[Recorded data]
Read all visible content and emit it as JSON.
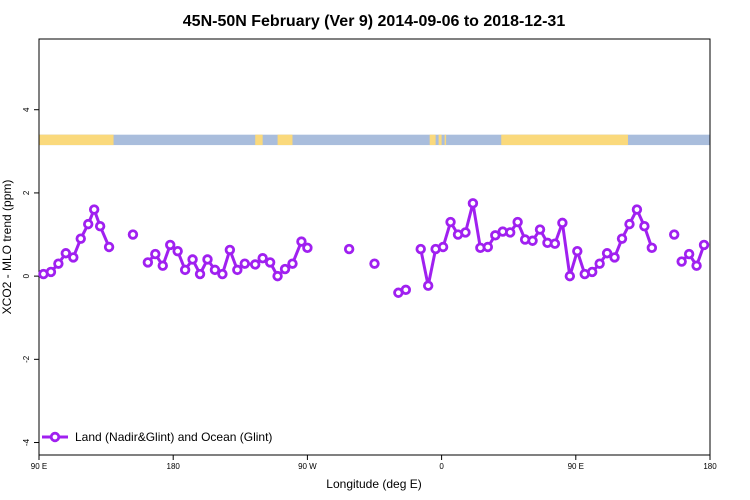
{
  "chart_data": {
    "type": "line",
    "title": "45N-50N February (Ver 9)   2014-09-06 to 2018-12-31",
    "xlabel": "Longitude (deg E)",
    "ylabel": "XCO2 - MLO trend (ppm)",
    "xlim": [
      90,
      540
    ],
    "ylim": [
      -4.3,
      5.7
    ],
    "x_ticks": [
      {
        "value": 90,
        "label": "90 E"
      },
      {
        "value": 180,
        "label": "180"
      },
      {
        "value": 270,
        "label": "90 W"
      },
      {
        "value": 360,
        "label": "0"
      },
      {
        "value": 450,
        "label": "90 E"
      },
      {
        "value": 540,
        "label": "180"
      }
    ],
    "y_ticks": [
      {
        "value": -4,
        "label": "-4"
      },
      {
        "value": -2,
        "label": "-2"
      },
      {
        "value": 0,
        "label": "0"
      },
      {
        "value": 2,
        "label": "2"
      },
      {
        "value": 4,
        "label": "4"
      }
    ],
    "grid": false,
    "legend_position": "bottom-left",
    "land_ocean_strip": {
      "y_range": [
        3.15,
        3.4
      ],
      "land_color": "#fad97c",
      "ocean_color": "#a9bddc",
      "land_segments": [
        [
          90,
          140
        ],
        [
          235,
          240
        ],
        [
          250,
          260
        ],
        [
          352,
          356
        ],
        [
          358,
          360
        ],
        [
          362,
          363
        ],
        [
          400,
          485
        ]
      ]
    },
    "series": [
      {
        "name": "Land (Nadir&Glint) and Ocean (Glint)",
        "color": "#a020f0",
        "segments": [
          [
            [
              93,
              0.05
            ],
            [
              98,
              0.1
            ],
            [
              103,
              0.3
            ],
            [
              108,
              0.55
            ],
            [
              113,
              0.45
            ],
            [
              118,
              0.9
            ],
            [
              123,
              1.25
            ],
            [
              127,
              1.6
            ],
            [
              131,
              1.2
            ],
            [
              137,
              0.7
            ]
          ],
          [
            [
              153,
              1.0
            ]
          ],
          [
            [
              163,
              0.33
            ],
            [
              168,
              0.53
            ],
            [
              173,
              0.25
            ],
            [
              178,
              0.75
            ],
            [
              183,
              0.6
            ],
            [
              188,
              0.15
            ],
            [
              193,
              0.4
            ],
            [
              198,
              0.05
            ],
            [
              203,
              0.4
            ],
            [
              208,
              0.15
            ],
            [
              213,
              0.05
            ],
            [
              218,
              0.63
            ],
            [
              223,
              0.15
            ],
            [
              228,
              0.3
            ],
            [
              235,
              0.28
            ],
            [
              240,
              0.43
            ],
            [
              245,
              0.33
            ],
            [
              250,
              0.0
            ],
            [
              255,
              0.17
            ],
            [
              260,
              0.3
            ],
            [
              266,
              0.83
            ],
            [
              270,
              0.68
            ]
          ],
          [
            [
              298,
              0.65
            ]
          ],
          [
            [
              315,
              0.3
            ]
          ],
          [
            [
              331,
              -0.4
            ],
            [
              336,
              -0.33
            ]
          ],
          [
            [
              346,
              0.65
            ],
            [
              351,
              -0.23
            ],
            [
              356,
              0.65
            ],
            [
              361,
              0.7
            ],
            [
              366,
              1.3
            ],
            [
              371,
              1.0
            ],
            [
              376,
              1.05
            ],
            [
              381,
              1.75
            ],
            [
              386,
              0.68
            ],
            [
              391,
              0.7
            ],
            [
              396,
              0.98
            ],
            [
              401,
              1.07
            ],
            [
              406,
              1.05
            ],
            [
              411,
              1.3
            ],
            [
              416,
              0.88
            ],
            [
              421,
              0.85
            ],
            [
              426,
              1.12
            ],
            [
              431,
              0.8
            ],
            [
              436,
              0.78
            ],
            [
              441,
              1.28
            ],
            [
              446,
              0.0
            ],
            [
              451,
              0.6
            ],
            [
              456,
              0.05
            ],
            [
              461,
              0.1
            ],
            [
              466,
              0.3
            ],
            [
              471,
              0.55
            ],
            [
              476,
              0.45
            ],
            [
              481,
              0.9
            ],
            [
              486,
              1.25
            ],
            [
              491,
              1.6
            ],
            [
              496,
              1.2
            ],
            [
              501,
              0.68
            ]
          ],
          [
            [
              516,
              1.0
            ]
          ],
          [
            [
              521,
              0.35
            ],
            [
              526,
              0.53
            ],
            [
              531,
              0.25
            ],
            [
              536,
              0.75
            ]
          ]
        ]
      }
    ]
  }
}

-- Task goal --
In your copy of the listing above, reproduce each line exactly and omit all pictures.

-- Correct answer --
Read all visible content and emit it as JSON.
{
  "chart_data": {
    "type": "line",
    "title": "45N-50N February (Ver 9)   2014-09-06 to 2018-12-31",
    "xlabel": "Longitude (deg E)",
    "ylabel": "XCO2 - MLO trend (ppm)",
    "xlim": [
      90,
      540
    ],
    "ylim": [
      -4.3,
      5.7
    ],
    "x_ticks": [
      {
        "value": 90,
        "label": "90 E"
      },
      {
        "value": 180,
        "label": "180"
      },
      {
        "value": 270,
        "label": "90 W"
      },
      {
        "value": 360,
        "label": "0"
      },
      {
        "value": 450,
        "label": "90 E"
      },
      {
        "value": 540,
        "label": "180"
      }
    ],
    "y_ticks": [
      {
        "value": -4,
        "label": "-4"
      },
      {
        "value": -2,
        "label": "-2"
      },
      {
        "value": 0,
        "label": "0"
      },
      {
        "value": 2,
        "label": "2"
      },
      {
        "value": 4,
        "label": "4"
      }
    ],
    "grid": false,
    "legend_position": "bottom-left",
    "land_ocean_strip": {
      "y_range": [
        3.15,
        3.4
      ],
      "land_color": "#fad97c",
      "ocean_color": "#a9bddc",
      "land_segments": [
        [
          90,
          140
        ],
        [
          235,
          240
        ],
        [
          250,
          260
        ],
        [
          352,
          356
        ],
        [
          358,
          360
        ],
        [
          362,
          363
        ],
        [
          400,
          485
        ]
      ]
    },
    "series": [
      {
        "name": "Land (Nadir&Glint) and Ocean (Glint)",
        "color": "#a020f0",
        "segments": [
          [
            [
              93,
              0.05
            ],
            [
              98,
              0.1
            ],
            [
              103,
              0.3
            ],
            [
              108,
              0.55
            ],
            [
              113,
              0.45
            ],
            [
              118,
              0.9
            ],
            [
              123,
              1.25
            ],
            [
              127,
              1.6
            ],
            [
              131,
              1.2
            ],
            [
              137,
              0.7
            ]
          ],
          [
            [
              153,
              1.0
            ]
          ],
          [
            [
              163,
              0.33
            ],
            [
              168,
              0.53
            ],
            [
              173,
              0.25
            ],
            [
              178,
              0.75
            ],
            [
              183,
              0.6
            ],
            [
              188,
              0.15
            ],
            [
              193,
              0.4
            ],
            [
              198,
              0.05
            ],
            [
              203,
              0.4
            ],
            [
              208,
              0.15
            ],
            [
              213,
              0.05
            ],
            [
              218,
              0.63
            ],
            [
              223,
              0.15
            ],
            [
              228,
              0.3
            ],
            [
              235,
              0.28
            ],
            [
              240,
              0.43
            ],
            [
              245,
              0.33
            ],
            [
              250,
              0.0
            ],
            [
              255,
              0.17
            ],
            [
              260,
              0.3
            ],
            [
              266,
              0.83
            ],
            [
              270,
              0.68
            ]
          ],
          [
            [
              298,
              0.65
            ]
          ],
          [
            [
              315,
              0.3
            ]
          ],
          [
            [
              331,
              -0.4
            ],
            [
              336,
              -0.33
            ]
          ],
          [
            [
              346,
              0.65
            ],
            [
              351,
              -0.23
            ],
            [
              356,
              0.65
            ],
            [
              361,
              0.7
            ],
            [
              366,
              1.3
            ],
            [
              371,
              1.0
            ],
            [
              376,
              1.05
            ],
            [
              381,
              1.75
            ],
            [
              386,
              0.68
            ],
            [
              391,
              0.7
            ],
            [
              396,
              0.98
            ],
            [
              401,
              1.07
            ],
            [
              406,
              1.05
            ],
            [
              411,
              1.3
            ],
            [
              416,
              0.88
            ],
            [
              421,
              0.85
            ],
            [
              426,
              1.12
            ],
            [
              431,
              0.8
            ],
            [
              436,
              0.78
            ],
            [
              441,
              1.28
            ],
            [
              446,
              0.0
            ],
            [
              451,
              0.6
            ],
            [
              456,
              0.05
            ],
            [
              461,
              0.1
            ],
            [
              466,
              0.3
            ],
            [
              471,
              0.55
            ],
            [
              476,
              0.45
            ],
            [
              481,
              0.9
            ],
            [
              486,
              1.25
            ],
            [
              491,
              1.6
            ],
            [
              496,
              1.2
            ],
            [
              501,
              0.68
            ]
          ],
          [
            [
              516,
              1.0
            ]
          ],
          [
            [
              521,
              0.35
            ],
            [
              526,
              0.53
            ],
            [
              531,
              0.25
            ],
            [
              536,
              0.75
            ]
          ]
        ]
      }
    ]
  }
}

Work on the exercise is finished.